[Lines of data]
--- --- ---

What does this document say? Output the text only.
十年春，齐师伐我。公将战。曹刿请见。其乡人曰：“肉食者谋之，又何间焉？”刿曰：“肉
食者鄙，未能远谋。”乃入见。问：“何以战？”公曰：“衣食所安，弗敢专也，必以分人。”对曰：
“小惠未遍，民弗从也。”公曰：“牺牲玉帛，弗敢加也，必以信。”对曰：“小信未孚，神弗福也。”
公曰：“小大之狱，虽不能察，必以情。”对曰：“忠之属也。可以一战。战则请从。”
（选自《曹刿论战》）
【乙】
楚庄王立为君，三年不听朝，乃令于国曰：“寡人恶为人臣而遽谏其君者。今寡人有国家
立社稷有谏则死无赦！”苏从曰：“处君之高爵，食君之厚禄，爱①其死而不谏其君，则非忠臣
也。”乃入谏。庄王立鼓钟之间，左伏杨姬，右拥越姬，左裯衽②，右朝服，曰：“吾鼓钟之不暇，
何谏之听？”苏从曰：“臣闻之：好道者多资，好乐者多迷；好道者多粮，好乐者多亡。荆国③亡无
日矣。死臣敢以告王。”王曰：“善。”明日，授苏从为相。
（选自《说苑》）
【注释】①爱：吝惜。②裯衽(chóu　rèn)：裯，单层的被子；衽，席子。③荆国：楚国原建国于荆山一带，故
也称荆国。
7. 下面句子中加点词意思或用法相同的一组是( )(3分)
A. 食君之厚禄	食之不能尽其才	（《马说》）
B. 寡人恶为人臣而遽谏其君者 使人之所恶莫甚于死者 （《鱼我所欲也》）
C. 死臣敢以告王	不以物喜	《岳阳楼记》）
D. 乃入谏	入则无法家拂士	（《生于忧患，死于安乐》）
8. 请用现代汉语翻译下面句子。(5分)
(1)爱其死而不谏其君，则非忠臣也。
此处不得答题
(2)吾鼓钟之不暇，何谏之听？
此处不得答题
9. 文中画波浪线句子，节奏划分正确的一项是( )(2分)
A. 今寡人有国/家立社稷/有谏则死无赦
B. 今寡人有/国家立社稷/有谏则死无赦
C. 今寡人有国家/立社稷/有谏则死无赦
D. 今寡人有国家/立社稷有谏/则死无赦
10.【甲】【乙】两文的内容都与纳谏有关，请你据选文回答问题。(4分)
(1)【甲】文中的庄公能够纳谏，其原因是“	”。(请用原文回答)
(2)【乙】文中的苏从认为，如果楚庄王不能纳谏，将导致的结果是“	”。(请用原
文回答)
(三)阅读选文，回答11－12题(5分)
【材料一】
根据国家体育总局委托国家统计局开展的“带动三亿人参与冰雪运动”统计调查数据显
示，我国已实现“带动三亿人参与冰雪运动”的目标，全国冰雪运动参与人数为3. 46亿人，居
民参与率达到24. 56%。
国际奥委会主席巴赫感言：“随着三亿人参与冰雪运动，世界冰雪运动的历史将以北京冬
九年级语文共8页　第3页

--- --- ---

Pull out all lines from the listing that contain the string "带动三亿人参与冰雪运动".

## [Task output]
根据国家体育总局委托国家统计局开展的“带动三亿人参与冰雪运动”统计调查数据显
示，我国已实现“带动三亿人参与冰雪运动”的目标，全国冰雪运动参与人数为3. 46亿人，居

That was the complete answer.